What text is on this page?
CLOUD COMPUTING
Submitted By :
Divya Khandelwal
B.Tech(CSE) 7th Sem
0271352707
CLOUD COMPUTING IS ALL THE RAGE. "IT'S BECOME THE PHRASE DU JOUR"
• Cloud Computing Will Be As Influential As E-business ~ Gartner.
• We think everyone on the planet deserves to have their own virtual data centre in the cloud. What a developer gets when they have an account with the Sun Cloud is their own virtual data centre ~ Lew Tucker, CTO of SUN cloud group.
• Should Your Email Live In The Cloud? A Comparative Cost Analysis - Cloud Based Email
====================
* **Instructions for the task**: Write out the material exactly as given.

* **Result for this task**:
What text is on this page?
CLOUD COMPUTING
Submitted By :
Divya Khandelwal
B.Tech(CSE) 7th Sem
0271352707
CLOUD COMPUTING IS ALL THE RAGE. "IT'S BECOME THE PHRASE DU JOUR"
• Cloud Computing Will Be As Influential As E-business ~ Gartner.
• We think everyone on the planet deserves to have their own virtual data centre in the cloud. What a developer gets when they have an account with the Sun Cloud is their own virtual data centre ~ Lew Tucker, CTO of SUN cloud group.
• Should Your Email Live In The Cloud? A Comparative Cost Analysis - Cloud Based Email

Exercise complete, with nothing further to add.